DESCRIPTION OF THE TASK:
Quote the whole listing verbatim.

[Chart and figure data]
►
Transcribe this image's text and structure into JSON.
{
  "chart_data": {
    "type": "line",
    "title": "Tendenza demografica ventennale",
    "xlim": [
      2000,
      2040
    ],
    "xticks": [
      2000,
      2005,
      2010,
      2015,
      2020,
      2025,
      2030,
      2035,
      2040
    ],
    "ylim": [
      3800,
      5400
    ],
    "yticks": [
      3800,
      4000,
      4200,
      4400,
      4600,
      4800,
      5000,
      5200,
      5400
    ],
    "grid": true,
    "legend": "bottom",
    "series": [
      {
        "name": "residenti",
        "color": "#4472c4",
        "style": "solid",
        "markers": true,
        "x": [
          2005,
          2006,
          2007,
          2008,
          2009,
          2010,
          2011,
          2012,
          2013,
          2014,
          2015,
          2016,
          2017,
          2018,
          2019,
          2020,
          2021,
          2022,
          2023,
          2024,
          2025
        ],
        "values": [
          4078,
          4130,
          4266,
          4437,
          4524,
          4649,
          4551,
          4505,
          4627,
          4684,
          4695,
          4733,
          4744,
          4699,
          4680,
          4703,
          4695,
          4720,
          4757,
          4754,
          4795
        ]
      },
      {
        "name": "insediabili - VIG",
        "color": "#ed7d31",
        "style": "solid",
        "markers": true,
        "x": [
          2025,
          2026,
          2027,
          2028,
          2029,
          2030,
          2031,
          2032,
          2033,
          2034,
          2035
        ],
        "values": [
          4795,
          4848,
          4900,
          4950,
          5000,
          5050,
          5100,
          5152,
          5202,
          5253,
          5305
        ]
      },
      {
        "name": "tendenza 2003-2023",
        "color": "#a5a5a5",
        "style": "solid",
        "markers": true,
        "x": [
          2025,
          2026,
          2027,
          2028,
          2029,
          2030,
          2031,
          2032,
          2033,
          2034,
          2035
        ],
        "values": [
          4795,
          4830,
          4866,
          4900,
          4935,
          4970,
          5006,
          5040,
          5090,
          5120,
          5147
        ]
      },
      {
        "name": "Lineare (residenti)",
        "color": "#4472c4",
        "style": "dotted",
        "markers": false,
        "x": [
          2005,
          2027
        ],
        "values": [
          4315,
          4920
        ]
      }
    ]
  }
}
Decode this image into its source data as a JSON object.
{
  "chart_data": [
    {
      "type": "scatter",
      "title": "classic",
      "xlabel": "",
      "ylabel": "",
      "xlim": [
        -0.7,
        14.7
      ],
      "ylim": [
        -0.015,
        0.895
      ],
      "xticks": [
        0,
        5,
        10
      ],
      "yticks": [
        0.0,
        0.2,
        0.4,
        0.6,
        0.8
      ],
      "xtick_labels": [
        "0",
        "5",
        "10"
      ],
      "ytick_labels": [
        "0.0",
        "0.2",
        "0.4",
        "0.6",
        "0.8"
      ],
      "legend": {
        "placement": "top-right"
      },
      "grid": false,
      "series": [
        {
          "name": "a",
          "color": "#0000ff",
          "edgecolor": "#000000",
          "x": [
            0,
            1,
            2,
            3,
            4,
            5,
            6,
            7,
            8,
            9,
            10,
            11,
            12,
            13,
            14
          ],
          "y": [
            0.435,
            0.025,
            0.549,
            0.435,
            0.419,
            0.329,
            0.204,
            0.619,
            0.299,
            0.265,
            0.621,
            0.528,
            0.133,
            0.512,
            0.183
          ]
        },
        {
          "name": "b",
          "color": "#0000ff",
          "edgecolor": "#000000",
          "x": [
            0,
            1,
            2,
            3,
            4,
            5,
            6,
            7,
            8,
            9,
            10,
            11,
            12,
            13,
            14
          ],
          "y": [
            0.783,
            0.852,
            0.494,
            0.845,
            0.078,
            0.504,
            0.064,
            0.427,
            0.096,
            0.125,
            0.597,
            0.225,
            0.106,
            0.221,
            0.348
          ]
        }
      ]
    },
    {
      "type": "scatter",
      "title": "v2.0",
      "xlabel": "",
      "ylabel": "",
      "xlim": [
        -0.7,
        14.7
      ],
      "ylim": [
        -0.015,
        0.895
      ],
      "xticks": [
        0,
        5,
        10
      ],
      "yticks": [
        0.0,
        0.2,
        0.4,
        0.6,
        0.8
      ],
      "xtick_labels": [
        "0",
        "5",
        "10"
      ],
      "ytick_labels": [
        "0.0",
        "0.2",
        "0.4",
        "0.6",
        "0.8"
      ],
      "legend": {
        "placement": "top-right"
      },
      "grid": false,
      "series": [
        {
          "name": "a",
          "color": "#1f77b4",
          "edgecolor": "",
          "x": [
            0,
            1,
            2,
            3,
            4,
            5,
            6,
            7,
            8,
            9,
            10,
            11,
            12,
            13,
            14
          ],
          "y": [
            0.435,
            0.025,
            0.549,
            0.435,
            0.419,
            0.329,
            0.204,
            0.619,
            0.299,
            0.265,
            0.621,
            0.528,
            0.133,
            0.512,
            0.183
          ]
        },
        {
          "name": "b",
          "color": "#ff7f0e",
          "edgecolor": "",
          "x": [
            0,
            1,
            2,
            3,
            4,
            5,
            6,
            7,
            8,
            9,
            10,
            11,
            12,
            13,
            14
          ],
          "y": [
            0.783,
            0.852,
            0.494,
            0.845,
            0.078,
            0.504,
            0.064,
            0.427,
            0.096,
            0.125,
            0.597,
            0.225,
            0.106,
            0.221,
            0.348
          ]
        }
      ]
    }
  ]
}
◄
RESPONSE BELOW:
Transcribe this image's text and structure into JSON.
{
  "chart_data": {
    "type": "line",
    "title": "Tendenza demografica ventennale",
    "xlim": [
      2000,
      2040
    ],
    "xticks": [
      2000,
      2005,
      2010,
      2015,
      2020,
      2025,
      2030,
      2035,
      2040
    ],
    "ylim": [
      3800,
      5400
    ],
    "yticks": [
      3800,
      4000,
      4200,
      4400,
      4600,
      4800,
      5000,
      5200,
      5400
    ],
    "grid": true,
    "legend": "bottom",
    "series": [
      {
        "name": "residenti",
        "color": "#4472c4",
        "style": "solid",
        "markers": true,
        "x": [
          2005,
          2006,
          2007,
          2008,
          2009,
          2010,
          2011,
          2012,
          2013,
          2014,
          2015,
          2016,
          2017,
          2018,
          2019,
          2020,
          2021,
          2022,
          2023,
          2024,
          2025
        ],
        "values": [
          4078,
          4130,
          4266,
          4437,
          4524,
          4649,
          4551,
          4505,
          4627,
          4684,
          4695,
          4733,
          4744,
          4699,
          4680,
          4703,
          4695,
          4720,
          4757,
          4754,
          4795
        ]
      },
      {
        "name": "insediabili - VIG",
        "color": "#ed7d31",
        "style": "solid",
        "markers": true,
        "x": [
          2025,
          2026,
          2027,
          2028,
          2029,
          2030,
          2031,
          2032,
          2033,
          2034,
          2035
        ],
        "values": [
          4795,
          4848,
          4900,
          4950,
          5000,
          5050,
          5100,
          5152,
          5202,
          5253,
          5305
        ]
      },
      {
        "name": "tendenza 2003-2023",
        "color": "#a5a5a5",
        "style": "solid",
        "markers": true,
        "x": [
          2025,
          2026,
          2027,
          2028,
          2029,
          2030,
          2031,
          2032,
          2033,
          2034,
          2035
        ],
        "values": [
          4795,
          4830,
          4866,
          4900,
          4935,
          4970,
          5006,
          5040,
          5090,
          5120,
          5147
        ]
      },
      {
        "name": "Lineare (residenti)",
        "color": "#4472c4",
        "style": "dotted",
        "markers": false,
        "x": [
          2005,
          2027
        ],
        "values": [
          4315,
          4920
        ]
      }
    ]
  }
}
Decode this image into its source data as a JSON object.
{
  "chart_data": [
    {
      "type": "scatter",
      "title": "classic",
      "xlabel": "",
      "ylabel": "",
      "xlim": [
        -0.7,
        14.7
      ],
      "ylim": [
        -0.015,
        0.895
      ],
      "xticks": [
        0,
        5,
        10
      ],
      "yticks": [
        0.0,
        0.2,
        0.4,
        0.6,
        0.8
      ],
      "xtick_labels": [
        "0",
        "5",
        "10"
      ],
      "ytick_labels": [
        "0.0",
        "0.2",
        "0.4",
        "0.6",
        "0.8"
      ],
      "legend": {
        "placement": "top-right"
      },
      "grid": false,
      "series": [
        {
          "name": "a",
          "color": "#0000ff",
          "edgecolor": "#000000",
          "x": [
            0,
            1,
            2,
            3,
            4,
            5,
            6,
            7,
            8,
            9,
            10,
            11,
            12,
            13,
            14
          ],
          "y": [
            0.435,
            0.025,
            0.549,
            0.435,
            0.419,
            0.329,
            0.204,
            0.619,
            0.299,
            0.265,
            0.621,
            0.528,
            0.133,
            0.512,
            0.183
          ]
        },
        {
          "name": "b",
          "color": "#0000ff",
          "edgecolor": "#000000",
          "x": [
            0,
            1,
            2,
            3,
            4,
            5,
            6,
            7,
            8,
            9,
            10,
            11,
            12,
            13,
            14
          ],
          "y": [
            0.783,
            0.852,
            0.494,
            0.845,
            0.078,
            0.504,
            0.064,
            0.427,
            0.096,
            0.125,
            0.597,
            0.225,
            0.106,
            0.221,
            0.348
          ]
        }
      ]
    },
    {
      "type": "scatter",
      "title": "v2.0",
      "xlabel": "",
      "ylabel": "",
      "xlim": [
        -0.7,
        14.7
      ],
      "ylim": [
        -0.015,
        0.895
      ],
      "xticks": [
        0,
        5,
        10
      ],
      "yticks": [
        0.0,
        0.2,
        0.4,
        0.6,
        0.8
      ],
      "xtick_labels": [
        "0",
        "5",
        "10"
      ],
      "ytick_labels": [
        "0.0",
        "0.2",
        "0.4",
        "0.6",
        "0.8"
      ],
      "legend": {
        "placement": "top-right"
      },
      "grid": false,
      "series": [
        {
          "name": "a",
          "color": "#1f77b4",
          "edgecolor": "",
          "x": [
            0,
            1,
            2,
            3,
            4,
            5,
            6,
            7,
            8,
            9,
            10,
            11,
            12,
            13,
            14
          ],
          "y": [
            0.435,
            0.025,
            0.549,
            0.435,
            0.419,
            0.329,
            0.204,
            0.619,
            0.299,
            0.265,
            0.621,
            0.528,
            0.133,
            0.512,
            0.183
          ]
        },
        {
          "name": "b",
          "color": "#ff7f0e",
          "edgecolor": "",
          "x": [
            0,
            1,
            2,
            3,
            4,
            5,
            6,
            7,
            8,
            9,
            10,
            11,
            12,
            13,
            14
          ],
          "y": [
            0.783,
            0.852,
            0.494,
            0.845,
            0.078,
            0.504,
            0.064,
            0.427,
            0.096,
            0.125,
            0.597,
            0.225,
            0.106,
            0.221,
            0.348
          ]
        }
      ]
    }
  ]
}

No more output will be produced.